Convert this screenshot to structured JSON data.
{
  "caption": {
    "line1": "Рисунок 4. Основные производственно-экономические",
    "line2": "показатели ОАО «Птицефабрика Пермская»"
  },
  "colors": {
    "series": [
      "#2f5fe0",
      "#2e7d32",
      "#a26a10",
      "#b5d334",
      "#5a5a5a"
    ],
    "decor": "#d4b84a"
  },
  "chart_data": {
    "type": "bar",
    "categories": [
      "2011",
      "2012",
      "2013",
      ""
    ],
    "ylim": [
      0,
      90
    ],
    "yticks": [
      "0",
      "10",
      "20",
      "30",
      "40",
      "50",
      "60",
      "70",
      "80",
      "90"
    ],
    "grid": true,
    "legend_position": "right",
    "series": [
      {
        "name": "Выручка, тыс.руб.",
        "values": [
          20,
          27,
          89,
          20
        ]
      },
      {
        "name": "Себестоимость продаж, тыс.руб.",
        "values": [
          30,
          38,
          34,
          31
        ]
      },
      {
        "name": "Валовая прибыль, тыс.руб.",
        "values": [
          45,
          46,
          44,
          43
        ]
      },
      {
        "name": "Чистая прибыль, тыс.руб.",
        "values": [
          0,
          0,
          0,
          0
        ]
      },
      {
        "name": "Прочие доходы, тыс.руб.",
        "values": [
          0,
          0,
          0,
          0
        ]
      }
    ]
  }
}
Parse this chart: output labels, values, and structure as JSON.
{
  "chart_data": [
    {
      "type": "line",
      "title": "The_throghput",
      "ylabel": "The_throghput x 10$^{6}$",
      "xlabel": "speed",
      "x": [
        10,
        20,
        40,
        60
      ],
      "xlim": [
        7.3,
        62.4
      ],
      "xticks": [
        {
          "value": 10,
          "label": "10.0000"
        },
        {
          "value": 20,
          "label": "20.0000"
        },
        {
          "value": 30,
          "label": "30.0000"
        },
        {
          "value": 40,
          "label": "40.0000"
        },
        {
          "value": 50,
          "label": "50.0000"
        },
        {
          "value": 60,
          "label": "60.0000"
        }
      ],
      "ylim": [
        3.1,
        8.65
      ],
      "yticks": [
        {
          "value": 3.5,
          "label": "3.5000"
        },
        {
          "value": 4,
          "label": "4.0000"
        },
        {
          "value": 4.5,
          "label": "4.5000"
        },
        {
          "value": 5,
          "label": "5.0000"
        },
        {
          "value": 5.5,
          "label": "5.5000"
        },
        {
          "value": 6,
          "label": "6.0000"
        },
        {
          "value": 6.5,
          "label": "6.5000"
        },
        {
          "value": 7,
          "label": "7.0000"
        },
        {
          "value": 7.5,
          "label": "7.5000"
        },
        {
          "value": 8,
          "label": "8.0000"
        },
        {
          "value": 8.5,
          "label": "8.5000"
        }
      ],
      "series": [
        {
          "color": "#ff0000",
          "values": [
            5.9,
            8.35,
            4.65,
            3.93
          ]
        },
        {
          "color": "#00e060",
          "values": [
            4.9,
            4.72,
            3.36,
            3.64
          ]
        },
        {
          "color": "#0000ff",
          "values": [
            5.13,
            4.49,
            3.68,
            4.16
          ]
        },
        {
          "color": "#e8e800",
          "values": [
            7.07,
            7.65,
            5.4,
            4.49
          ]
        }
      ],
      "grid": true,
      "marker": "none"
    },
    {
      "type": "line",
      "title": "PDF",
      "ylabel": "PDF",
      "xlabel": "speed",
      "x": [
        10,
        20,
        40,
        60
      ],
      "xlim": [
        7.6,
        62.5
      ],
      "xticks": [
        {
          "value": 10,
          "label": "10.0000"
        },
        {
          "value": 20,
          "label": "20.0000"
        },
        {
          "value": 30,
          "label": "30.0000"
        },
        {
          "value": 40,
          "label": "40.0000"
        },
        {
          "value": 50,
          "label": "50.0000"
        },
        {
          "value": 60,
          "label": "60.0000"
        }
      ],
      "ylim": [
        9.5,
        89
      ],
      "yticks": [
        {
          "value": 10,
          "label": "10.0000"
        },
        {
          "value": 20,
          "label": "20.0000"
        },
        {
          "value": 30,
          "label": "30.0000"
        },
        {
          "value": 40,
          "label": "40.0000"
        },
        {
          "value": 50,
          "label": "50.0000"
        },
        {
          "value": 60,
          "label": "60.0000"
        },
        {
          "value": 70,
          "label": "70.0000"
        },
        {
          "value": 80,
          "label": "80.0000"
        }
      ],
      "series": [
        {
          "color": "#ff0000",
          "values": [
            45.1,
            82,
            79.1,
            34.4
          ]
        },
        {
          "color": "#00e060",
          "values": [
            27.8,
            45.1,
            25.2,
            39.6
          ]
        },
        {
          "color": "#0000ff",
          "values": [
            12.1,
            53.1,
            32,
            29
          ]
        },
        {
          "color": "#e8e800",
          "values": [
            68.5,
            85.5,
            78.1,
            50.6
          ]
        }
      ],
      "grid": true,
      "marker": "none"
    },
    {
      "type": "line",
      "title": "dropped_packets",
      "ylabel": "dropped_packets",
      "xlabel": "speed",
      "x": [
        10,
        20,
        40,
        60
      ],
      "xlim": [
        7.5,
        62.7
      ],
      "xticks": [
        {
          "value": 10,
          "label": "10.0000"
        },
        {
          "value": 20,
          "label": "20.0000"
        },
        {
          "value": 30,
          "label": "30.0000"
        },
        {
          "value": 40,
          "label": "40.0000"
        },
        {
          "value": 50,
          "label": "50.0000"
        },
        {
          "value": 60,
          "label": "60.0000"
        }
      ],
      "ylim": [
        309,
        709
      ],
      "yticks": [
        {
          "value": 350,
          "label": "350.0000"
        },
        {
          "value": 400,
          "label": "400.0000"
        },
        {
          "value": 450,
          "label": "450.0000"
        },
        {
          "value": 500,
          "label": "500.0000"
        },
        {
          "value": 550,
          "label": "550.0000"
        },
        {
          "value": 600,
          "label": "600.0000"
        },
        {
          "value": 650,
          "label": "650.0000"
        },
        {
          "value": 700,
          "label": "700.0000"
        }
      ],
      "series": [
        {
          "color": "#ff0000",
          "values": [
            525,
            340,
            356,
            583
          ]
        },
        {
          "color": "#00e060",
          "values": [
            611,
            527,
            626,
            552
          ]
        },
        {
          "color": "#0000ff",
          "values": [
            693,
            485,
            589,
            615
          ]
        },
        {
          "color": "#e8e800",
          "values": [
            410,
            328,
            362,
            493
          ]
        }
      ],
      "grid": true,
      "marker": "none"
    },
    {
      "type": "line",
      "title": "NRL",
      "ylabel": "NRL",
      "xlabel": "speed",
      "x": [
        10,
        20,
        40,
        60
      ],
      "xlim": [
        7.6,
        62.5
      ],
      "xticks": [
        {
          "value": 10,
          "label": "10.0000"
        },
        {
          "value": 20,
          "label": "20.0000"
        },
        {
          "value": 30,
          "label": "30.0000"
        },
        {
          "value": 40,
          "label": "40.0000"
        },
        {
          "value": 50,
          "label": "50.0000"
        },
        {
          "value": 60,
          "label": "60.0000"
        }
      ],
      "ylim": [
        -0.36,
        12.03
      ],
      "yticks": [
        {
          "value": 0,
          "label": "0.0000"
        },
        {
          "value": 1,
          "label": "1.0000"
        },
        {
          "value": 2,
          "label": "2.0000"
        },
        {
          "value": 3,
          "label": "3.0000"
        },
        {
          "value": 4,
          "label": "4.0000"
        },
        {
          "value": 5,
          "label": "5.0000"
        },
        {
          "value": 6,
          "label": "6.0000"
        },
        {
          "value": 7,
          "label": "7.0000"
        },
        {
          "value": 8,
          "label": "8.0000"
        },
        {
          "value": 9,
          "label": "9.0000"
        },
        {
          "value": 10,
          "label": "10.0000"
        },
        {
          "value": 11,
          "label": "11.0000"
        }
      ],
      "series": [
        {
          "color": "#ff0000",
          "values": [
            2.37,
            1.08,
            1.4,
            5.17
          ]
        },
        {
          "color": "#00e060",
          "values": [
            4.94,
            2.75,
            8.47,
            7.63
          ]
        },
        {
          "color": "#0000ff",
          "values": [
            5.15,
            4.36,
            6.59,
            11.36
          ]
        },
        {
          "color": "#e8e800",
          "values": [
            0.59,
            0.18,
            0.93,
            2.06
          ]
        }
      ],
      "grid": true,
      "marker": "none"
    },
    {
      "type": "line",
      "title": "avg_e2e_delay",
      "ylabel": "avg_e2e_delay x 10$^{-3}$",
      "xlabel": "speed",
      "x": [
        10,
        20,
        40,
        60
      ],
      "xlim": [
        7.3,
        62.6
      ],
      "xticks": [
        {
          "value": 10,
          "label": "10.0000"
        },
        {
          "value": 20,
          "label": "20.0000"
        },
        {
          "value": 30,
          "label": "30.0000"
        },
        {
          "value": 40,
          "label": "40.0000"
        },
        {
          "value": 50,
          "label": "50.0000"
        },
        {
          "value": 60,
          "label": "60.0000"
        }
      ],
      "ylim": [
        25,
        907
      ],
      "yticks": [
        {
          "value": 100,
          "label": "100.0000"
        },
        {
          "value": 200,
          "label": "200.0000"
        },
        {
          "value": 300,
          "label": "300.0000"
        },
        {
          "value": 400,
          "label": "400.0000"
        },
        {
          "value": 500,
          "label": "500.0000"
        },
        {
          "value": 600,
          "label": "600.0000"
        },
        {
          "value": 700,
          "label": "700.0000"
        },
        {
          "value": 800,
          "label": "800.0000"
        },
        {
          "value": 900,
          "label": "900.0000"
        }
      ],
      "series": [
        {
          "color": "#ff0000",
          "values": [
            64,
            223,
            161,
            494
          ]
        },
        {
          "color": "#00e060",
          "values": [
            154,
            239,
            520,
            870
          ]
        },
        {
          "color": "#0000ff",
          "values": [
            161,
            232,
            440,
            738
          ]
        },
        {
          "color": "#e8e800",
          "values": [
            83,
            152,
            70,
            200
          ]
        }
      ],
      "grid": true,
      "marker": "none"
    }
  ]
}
__________________________________________________
▶ [WHAT YOU NEED TO DO] Looking at the data above, show all lines where the word "JSON" occurs.

▶ [ANSWER TO THIS EXERCISE]
Convert this screenshot to structured JSON data.
Parse this chart: output labels, values, and structure as JSON.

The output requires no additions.